Copy every line that mentions the word "more".
**** PROVIDED DATA
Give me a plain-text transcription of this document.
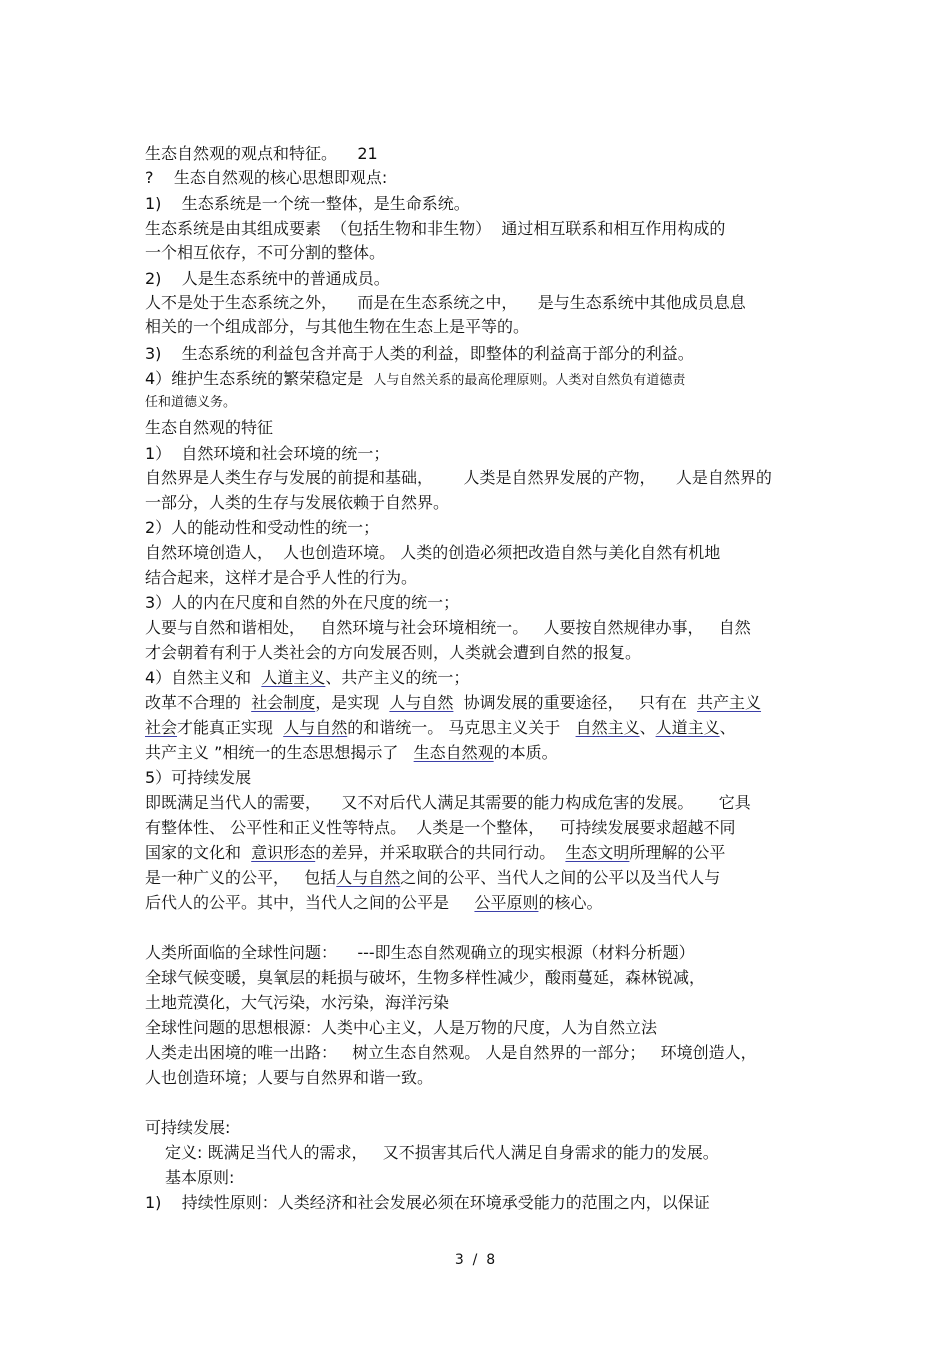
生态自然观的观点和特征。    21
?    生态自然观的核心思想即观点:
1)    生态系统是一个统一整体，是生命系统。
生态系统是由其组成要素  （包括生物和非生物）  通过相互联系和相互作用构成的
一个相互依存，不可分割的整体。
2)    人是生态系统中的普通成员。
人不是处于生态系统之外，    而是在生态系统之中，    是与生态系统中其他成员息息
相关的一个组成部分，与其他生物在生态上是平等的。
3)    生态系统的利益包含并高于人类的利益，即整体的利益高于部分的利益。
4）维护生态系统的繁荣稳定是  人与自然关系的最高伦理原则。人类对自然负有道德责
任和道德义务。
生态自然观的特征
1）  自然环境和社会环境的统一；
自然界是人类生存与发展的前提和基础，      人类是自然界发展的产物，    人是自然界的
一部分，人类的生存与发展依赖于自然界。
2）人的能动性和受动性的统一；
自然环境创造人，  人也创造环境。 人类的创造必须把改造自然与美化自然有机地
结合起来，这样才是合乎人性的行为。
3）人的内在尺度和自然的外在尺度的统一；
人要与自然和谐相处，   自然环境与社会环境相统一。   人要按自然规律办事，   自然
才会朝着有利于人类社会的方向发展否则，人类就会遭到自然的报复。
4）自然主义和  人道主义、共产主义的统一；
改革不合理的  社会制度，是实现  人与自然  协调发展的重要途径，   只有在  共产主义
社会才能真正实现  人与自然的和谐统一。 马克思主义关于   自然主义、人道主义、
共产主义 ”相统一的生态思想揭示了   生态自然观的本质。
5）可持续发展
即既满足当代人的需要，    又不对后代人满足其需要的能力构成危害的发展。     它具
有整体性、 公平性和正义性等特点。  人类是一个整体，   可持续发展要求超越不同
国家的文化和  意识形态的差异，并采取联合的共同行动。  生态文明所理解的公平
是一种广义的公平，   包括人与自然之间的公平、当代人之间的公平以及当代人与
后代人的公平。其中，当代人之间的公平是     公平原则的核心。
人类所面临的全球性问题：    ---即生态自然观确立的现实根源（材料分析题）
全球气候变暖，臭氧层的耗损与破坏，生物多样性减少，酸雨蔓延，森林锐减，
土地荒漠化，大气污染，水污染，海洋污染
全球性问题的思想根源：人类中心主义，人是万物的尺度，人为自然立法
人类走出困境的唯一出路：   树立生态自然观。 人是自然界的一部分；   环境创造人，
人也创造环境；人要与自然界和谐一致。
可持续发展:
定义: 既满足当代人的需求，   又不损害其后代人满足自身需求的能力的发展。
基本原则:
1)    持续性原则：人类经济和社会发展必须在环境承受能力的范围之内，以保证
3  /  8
********
**** PROVIDED DATA
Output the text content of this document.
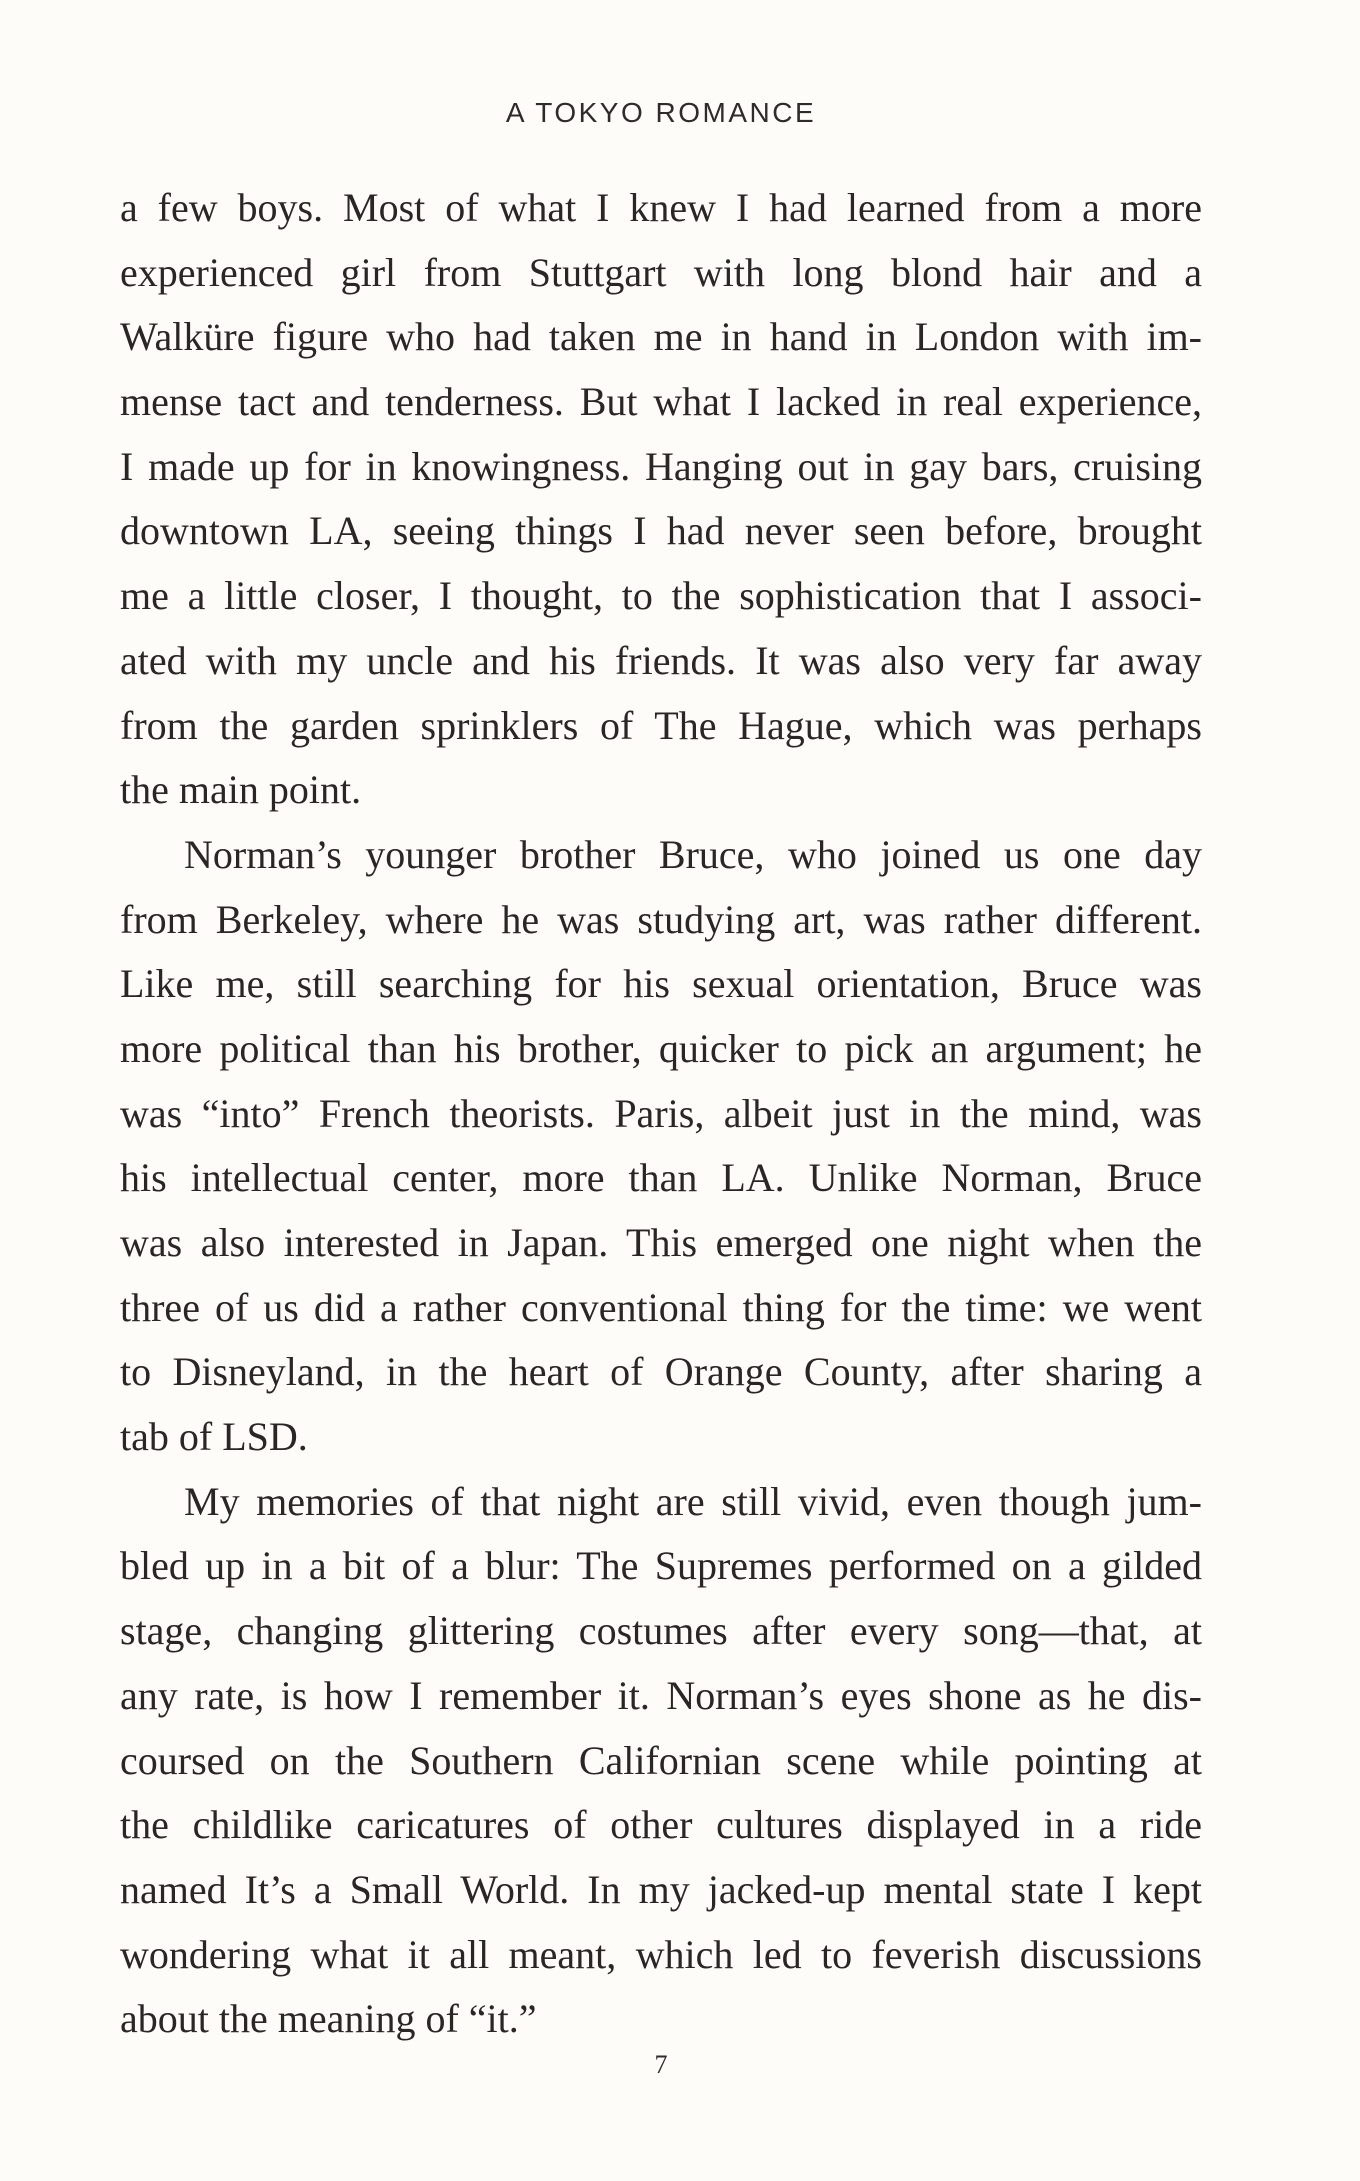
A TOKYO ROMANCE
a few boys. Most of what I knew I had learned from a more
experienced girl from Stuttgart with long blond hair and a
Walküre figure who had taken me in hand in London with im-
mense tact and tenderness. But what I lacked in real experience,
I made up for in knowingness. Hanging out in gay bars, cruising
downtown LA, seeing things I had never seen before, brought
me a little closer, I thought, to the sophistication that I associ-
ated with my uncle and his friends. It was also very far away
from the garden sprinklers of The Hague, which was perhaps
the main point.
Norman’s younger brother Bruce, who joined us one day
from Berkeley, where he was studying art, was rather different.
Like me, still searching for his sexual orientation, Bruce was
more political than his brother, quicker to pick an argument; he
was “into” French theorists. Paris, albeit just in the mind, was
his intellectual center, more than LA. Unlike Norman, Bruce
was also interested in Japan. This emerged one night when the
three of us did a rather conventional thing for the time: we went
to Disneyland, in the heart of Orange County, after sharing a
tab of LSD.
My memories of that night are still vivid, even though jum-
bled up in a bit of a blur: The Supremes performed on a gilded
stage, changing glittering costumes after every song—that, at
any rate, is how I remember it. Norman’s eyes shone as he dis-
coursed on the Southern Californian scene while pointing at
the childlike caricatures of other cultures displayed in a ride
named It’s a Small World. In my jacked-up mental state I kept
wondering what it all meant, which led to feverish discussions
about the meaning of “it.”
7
********
§ OUTPUT FOR THIS TASK:
a few boys. Most of what I knew I had learned from a more
more political than his brother, quicker to pick an argument; he
his intellectual center, more than LA. Unlike Norman, Bruce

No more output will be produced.